> _STATED TASK_
Check each line of the records below and collect those that include the word "JSON".

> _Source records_

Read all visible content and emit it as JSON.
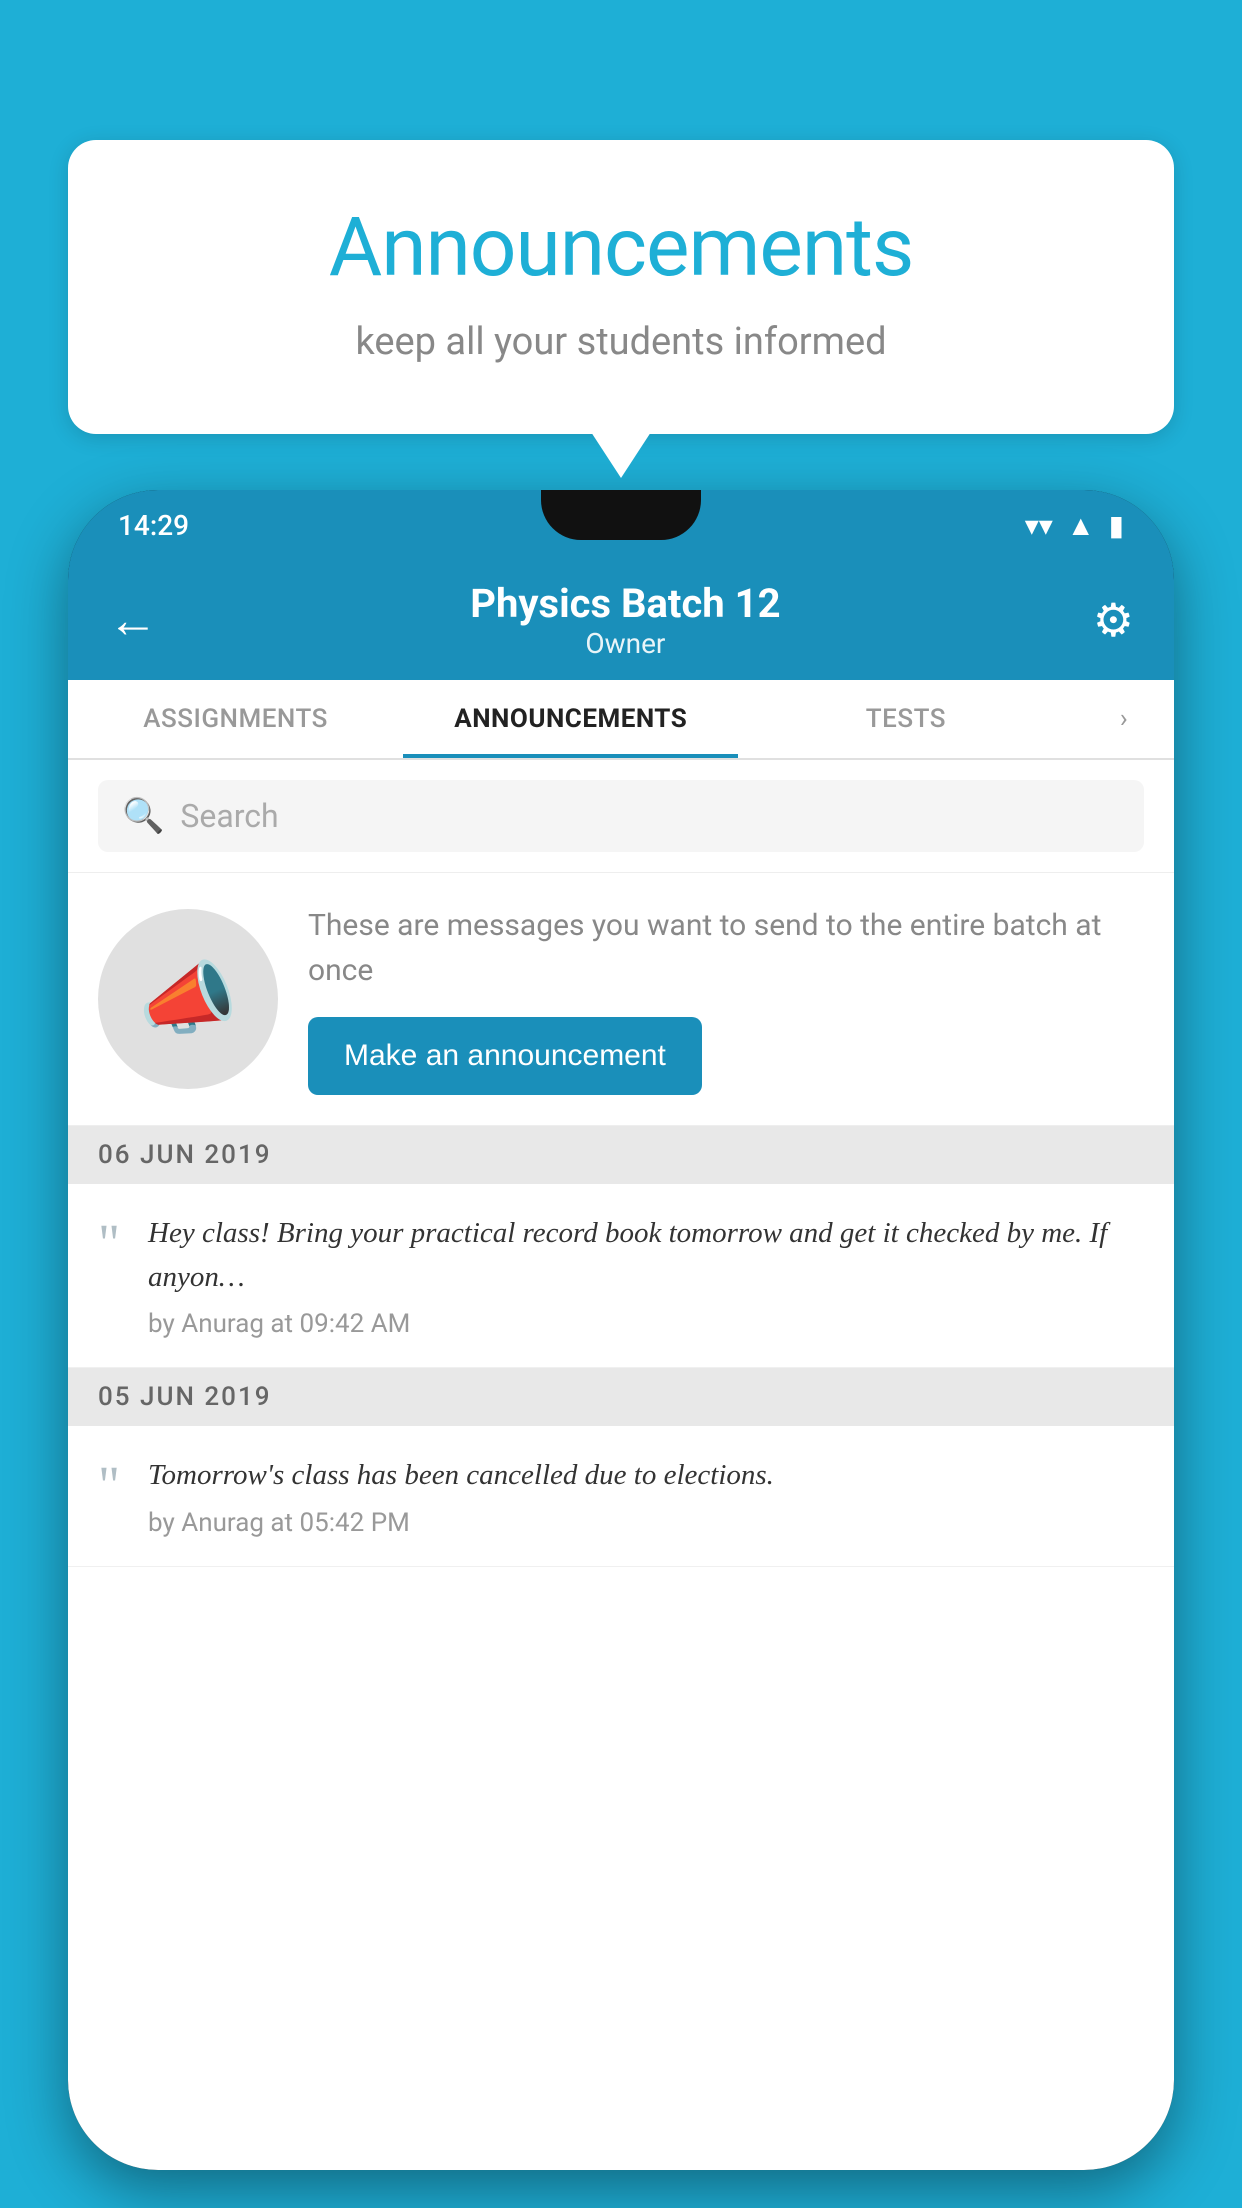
{
  "background_color": "#1EAFD6",
  "speech_bubble": {
    "title": "Announcements",
    "subtitle": "keep all your students informed"
  },
  "status_bar": {
    "time": "14:29",
    "wifi": "▾",
    "signal": "▴",
    "battery": "▮"
  },
  "header": {
    "title": "Physics Batch 12",
    "subtitle": "Owner",
    "back_label": "←",
    "gear_label": "⚙"
  },
  "tabs": [
    {
      "label": "ASSIGNMENTS",
      "active": false
    },
    {
      "label": "ANNOUNCEMENTS",
      "active": true
    },
    {
      "label": "TESTS",
      "active": false
    }
  ],
  "search": {
    "placeholder": "Search"
  },
  "promo": {
    "description": "These are messages you want to send to the entire batch at once",
    "button_label": "Make an announcement"
  },
  "announcements": [
    {
      "date": "06  JUN  2019",
      "text": "Hey class! Bring your practical record book tomorrow and get it checked by me. If anyon…",
      "meta": "by Anurag at 09:42 AM"
    },
    {
      "date": "05  JUN  2019",
      "text": "Tomorrow's class has been cancelled due to elections.",
      "meta": "by Anurag at 05:42 PM"
    }
  ]
}
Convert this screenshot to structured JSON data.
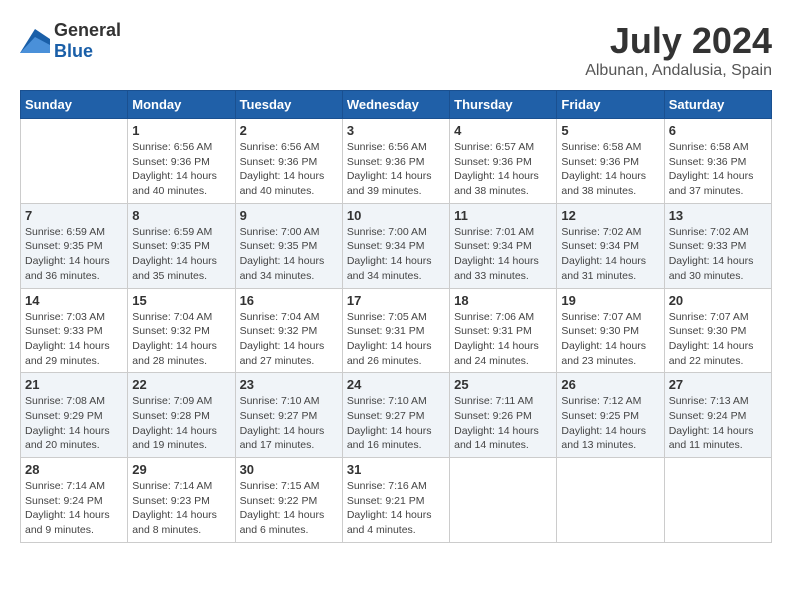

> _THE OUTPUT_
Read all visible content and emit it as JSON.
Convert this screenshot to structured JSON data.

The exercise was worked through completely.